• _DATA EXTRACT_
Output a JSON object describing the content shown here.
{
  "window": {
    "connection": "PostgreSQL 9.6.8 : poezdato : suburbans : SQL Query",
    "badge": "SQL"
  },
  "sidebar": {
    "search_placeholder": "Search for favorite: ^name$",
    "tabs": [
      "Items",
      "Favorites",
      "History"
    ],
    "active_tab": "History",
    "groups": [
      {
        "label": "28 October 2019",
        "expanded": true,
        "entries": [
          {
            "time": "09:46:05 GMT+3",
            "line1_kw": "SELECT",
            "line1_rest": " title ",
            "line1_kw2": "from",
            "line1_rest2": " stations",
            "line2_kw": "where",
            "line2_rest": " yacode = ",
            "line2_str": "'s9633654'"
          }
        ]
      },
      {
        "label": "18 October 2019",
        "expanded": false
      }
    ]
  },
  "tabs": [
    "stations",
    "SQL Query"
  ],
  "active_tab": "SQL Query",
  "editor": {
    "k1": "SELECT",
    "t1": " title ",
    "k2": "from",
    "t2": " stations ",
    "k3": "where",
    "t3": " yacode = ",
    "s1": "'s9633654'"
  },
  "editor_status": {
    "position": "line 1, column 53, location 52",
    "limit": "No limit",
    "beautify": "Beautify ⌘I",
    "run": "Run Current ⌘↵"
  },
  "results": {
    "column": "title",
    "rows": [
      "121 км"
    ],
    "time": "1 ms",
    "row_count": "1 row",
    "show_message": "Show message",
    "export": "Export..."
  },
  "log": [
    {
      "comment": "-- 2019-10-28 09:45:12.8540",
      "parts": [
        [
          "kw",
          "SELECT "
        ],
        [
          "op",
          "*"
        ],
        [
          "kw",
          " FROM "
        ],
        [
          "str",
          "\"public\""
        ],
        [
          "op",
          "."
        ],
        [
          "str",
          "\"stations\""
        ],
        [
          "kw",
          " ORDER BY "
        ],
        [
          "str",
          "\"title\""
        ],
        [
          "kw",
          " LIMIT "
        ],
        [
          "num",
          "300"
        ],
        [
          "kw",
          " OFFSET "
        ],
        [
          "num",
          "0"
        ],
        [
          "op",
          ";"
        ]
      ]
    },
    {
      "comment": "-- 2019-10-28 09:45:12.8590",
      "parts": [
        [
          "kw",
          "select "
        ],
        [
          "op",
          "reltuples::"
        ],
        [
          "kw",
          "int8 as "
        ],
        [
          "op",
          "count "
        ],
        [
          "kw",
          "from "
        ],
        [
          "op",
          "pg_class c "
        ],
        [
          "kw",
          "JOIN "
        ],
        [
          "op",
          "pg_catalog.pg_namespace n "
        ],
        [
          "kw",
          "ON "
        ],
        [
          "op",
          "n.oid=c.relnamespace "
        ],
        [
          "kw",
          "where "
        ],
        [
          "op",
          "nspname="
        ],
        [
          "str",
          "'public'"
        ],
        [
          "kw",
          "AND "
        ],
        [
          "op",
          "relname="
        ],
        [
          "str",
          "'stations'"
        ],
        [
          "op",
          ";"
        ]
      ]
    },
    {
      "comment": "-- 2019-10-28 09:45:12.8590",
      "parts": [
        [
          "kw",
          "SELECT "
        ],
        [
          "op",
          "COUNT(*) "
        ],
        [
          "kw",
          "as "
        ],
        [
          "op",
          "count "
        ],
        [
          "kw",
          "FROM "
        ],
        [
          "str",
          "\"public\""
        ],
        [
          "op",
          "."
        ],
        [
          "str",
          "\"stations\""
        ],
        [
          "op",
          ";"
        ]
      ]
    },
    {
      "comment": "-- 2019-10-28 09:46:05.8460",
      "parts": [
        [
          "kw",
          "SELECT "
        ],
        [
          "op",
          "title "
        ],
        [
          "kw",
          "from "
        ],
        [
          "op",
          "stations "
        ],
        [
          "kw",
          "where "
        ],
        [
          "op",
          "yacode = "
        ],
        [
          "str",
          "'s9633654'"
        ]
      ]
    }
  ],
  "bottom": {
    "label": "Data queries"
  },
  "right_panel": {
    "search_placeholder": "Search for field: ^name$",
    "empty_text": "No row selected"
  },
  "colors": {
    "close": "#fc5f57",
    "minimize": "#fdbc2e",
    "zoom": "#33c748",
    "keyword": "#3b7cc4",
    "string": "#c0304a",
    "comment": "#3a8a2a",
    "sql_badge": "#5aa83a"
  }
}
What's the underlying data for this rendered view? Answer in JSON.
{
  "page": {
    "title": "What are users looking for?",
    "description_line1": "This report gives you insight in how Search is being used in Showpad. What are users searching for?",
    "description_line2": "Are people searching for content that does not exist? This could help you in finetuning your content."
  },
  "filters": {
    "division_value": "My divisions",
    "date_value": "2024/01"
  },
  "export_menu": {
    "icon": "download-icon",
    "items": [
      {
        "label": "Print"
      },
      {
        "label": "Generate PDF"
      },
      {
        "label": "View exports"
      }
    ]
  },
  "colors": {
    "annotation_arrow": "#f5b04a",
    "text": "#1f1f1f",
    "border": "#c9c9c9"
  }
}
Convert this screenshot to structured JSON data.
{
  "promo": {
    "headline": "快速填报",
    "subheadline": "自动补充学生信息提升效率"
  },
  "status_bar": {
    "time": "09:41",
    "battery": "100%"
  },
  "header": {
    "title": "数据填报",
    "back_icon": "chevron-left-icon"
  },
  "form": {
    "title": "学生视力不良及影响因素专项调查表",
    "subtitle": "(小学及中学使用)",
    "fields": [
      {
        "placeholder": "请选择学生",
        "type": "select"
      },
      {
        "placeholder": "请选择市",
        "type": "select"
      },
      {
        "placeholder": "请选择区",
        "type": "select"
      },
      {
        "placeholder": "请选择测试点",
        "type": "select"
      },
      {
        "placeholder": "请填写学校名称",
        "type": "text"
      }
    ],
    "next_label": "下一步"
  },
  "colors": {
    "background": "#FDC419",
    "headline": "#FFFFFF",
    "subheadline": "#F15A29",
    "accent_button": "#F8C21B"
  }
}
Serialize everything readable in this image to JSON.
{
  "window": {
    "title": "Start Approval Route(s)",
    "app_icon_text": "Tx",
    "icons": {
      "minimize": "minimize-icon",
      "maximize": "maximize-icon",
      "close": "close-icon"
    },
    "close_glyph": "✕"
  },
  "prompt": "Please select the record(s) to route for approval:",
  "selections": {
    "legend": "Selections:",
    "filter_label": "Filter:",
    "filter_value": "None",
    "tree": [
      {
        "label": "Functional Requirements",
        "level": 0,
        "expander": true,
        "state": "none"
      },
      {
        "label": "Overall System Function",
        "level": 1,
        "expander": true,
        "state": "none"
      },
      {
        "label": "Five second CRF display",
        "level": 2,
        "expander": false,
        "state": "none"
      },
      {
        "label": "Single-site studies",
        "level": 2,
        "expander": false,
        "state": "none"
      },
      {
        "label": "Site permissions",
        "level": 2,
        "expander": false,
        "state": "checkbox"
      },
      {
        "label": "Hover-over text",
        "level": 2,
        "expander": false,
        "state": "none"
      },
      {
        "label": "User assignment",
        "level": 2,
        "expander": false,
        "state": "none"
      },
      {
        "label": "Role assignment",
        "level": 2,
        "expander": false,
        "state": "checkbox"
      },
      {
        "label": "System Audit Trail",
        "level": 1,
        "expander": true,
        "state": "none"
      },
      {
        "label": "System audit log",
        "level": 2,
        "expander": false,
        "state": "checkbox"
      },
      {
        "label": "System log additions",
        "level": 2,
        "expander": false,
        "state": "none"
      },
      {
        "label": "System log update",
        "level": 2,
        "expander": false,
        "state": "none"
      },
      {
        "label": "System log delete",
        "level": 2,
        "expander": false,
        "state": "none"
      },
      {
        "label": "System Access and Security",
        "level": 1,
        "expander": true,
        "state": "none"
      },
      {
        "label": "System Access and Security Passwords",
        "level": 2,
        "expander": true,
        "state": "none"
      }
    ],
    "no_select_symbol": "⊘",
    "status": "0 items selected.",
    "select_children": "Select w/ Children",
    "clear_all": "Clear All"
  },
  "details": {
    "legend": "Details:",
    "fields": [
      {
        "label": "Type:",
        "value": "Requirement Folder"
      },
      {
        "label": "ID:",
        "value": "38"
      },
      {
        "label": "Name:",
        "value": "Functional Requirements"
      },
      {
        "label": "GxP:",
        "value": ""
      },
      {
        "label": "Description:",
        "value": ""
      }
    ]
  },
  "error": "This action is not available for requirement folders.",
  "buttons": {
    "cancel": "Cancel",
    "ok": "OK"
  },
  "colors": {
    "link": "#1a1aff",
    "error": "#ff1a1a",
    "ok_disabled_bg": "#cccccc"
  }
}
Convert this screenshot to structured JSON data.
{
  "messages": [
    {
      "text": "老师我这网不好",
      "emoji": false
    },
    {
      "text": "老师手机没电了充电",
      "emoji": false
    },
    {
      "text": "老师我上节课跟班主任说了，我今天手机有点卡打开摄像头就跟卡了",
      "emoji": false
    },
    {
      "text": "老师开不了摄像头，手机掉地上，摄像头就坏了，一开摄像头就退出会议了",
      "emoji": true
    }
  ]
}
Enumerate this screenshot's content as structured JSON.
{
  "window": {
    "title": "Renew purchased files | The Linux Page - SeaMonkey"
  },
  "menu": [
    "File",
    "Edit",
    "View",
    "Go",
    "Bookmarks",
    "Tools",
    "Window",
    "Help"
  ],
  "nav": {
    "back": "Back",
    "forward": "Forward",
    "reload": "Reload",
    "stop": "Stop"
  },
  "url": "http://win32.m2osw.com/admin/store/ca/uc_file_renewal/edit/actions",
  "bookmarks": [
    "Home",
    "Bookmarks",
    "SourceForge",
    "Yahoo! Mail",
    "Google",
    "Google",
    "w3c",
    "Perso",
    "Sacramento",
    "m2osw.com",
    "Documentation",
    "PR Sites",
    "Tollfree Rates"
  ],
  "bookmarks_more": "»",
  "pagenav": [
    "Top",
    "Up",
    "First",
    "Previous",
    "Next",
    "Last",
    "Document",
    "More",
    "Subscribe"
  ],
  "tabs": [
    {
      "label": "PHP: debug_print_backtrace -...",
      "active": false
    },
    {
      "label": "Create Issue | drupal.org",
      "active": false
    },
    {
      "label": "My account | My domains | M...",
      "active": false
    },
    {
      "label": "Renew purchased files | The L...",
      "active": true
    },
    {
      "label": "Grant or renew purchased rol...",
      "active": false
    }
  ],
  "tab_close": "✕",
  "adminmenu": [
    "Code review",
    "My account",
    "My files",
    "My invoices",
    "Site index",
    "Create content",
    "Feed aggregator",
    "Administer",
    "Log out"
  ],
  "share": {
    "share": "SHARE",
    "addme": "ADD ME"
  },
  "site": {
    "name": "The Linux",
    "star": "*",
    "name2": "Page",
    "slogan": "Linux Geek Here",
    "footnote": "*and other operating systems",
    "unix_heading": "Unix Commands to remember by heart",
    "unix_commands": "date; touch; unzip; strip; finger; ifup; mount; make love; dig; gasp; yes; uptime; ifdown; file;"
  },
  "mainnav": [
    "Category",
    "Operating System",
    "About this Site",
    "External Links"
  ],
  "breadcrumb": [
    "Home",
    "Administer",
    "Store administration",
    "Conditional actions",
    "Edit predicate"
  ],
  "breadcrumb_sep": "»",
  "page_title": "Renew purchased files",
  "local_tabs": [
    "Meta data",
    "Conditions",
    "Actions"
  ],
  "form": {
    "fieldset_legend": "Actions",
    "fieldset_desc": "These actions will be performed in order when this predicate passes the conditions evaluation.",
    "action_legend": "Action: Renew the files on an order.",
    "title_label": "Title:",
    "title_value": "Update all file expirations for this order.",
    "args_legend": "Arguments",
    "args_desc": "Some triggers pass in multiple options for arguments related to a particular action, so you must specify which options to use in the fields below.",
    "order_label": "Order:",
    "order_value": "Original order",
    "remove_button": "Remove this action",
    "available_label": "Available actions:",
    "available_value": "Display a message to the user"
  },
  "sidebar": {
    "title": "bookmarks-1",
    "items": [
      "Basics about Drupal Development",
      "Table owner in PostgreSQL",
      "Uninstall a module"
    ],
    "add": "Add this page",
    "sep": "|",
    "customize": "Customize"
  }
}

• _GIVEN TASK_
Copy out every line of the data that includes the word "purchased".

• _REPLY_
    "title": "Renew purchased files | The Linux Page - SeaMonkey"
      "label": "Renew purchased files | The L...",
      "label": "Grant or renew purchased rol...",
  "page_title": "Renew purchased files",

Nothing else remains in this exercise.